(Records from a dataset)
━━━━━━

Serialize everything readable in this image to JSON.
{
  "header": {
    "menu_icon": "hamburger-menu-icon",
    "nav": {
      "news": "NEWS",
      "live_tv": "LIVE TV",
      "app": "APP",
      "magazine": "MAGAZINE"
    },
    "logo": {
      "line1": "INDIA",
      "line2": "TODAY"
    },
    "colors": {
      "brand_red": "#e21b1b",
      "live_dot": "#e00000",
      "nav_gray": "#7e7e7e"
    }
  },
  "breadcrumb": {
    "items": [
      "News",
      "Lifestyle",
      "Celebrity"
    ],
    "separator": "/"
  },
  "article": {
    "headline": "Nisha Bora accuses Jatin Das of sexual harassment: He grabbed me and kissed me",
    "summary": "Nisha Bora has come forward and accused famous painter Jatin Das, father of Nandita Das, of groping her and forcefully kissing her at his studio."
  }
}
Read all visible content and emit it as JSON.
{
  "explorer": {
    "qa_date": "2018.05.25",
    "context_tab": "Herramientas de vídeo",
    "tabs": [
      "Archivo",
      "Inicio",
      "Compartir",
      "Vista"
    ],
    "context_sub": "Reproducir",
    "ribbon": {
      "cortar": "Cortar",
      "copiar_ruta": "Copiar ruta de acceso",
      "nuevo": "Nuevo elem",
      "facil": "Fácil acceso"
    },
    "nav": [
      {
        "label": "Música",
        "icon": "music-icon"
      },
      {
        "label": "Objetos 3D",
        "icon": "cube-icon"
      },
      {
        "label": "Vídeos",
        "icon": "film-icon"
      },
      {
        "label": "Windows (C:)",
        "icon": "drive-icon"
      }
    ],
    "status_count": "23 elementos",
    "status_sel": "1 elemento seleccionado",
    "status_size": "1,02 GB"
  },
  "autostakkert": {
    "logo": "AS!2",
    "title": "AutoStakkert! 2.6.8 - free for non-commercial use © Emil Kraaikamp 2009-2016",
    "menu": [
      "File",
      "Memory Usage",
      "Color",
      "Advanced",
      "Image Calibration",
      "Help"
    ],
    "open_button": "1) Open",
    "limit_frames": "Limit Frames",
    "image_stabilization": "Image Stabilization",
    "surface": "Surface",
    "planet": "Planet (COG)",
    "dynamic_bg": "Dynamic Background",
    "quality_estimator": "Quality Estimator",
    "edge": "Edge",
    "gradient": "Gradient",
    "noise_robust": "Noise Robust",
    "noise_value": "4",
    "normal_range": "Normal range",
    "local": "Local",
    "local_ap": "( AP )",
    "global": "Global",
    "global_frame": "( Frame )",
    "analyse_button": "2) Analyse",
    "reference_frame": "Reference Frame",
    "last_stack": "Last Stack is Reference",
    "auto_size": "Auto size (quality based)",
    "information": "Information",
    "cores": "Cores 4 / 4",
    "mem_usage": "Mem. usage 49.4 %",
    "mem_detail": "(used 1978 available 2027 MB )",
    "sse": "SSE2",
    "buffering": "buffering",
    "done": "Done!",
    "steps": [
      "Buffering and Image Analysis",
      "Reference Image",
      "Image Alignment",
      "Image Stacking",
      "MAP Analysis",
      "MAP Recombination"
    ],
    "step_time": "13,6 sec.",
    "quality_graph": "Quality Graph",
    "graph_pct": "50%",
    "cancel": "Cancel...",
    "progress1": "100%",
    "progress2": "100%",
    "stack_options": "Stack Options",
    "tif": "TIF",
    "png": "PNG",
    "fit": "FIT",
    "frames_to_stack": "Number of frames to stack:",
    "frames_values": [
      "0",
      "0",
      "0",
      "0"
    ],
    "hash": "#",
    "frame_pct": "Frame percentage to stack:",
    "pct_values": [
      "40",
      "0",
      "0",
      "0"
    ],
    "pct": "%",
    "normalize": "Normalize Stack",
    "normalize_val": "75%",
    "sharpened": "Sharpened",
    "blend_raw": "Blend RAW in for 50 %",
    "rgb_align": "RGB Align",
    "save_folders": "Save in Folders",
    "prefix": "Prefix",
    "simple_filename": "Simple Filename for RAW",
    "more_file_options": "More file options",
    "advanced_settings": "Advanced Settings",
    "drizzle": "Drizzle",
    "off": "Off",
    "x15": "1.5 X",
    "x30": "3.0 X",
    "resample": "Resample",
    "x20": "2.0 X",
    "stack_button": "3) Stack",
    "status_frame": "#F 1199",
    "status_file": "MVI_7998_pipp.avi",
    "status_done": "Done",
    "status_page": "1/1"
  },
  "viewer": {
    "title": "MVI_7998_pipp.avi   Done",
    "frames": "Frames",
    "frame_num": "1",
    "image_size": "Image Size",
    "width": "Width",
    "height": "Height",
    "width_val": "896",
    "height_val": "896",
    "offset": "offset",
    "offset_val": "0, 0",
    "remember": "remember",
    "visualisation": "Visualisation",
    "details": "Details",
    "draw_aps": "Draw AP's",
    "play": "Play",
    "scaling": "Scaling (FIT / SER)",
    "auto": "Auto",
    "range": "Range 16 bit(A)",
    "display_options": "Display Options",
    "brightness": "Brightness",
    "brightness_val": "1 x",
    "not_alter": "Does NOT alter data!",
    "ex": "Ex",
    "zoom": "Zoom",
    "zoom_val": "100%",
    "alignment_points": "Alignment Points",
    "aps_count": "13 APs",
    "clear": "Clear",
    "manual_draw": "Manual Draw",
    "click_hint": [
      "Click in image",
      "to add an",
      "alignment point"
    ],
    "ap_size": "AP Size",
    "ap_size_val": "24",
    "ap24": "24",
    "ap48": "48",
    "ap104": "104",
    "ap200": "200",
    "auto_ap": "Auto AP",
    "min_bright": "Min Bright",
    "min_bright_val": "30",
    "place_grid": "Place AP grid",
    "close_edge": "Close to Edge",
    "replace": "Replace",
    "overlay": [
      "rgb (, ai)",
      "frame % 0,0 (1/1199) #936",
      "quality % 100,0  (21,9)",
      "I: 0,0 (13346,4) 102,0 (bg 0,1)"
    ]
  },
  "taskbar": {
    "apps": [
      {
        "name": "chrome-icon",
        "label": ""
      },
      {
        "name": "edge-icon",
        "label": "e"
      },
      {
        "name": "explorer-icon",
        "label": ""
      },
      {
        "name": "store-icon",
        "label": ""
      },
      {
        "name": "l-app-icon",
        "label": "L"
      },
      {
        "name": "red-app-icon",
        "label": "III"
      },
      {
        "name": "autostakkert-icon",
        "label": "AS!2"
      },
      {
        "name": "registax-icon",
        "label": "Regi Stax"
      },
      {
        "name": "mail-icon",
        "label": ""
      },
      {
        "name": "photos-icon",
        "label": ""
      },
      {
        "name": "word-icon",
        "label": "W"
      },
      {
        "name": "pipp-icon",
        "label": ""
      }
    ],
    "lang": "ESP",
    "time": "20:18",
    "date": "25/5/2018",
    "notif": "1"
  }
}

━━━━━━

What you have to do: Check each line above for the word "range" and copy the ones that have it.

Result for this task:
    "normal_range": "Normal range",
    "range": "Range 16 bit(A)",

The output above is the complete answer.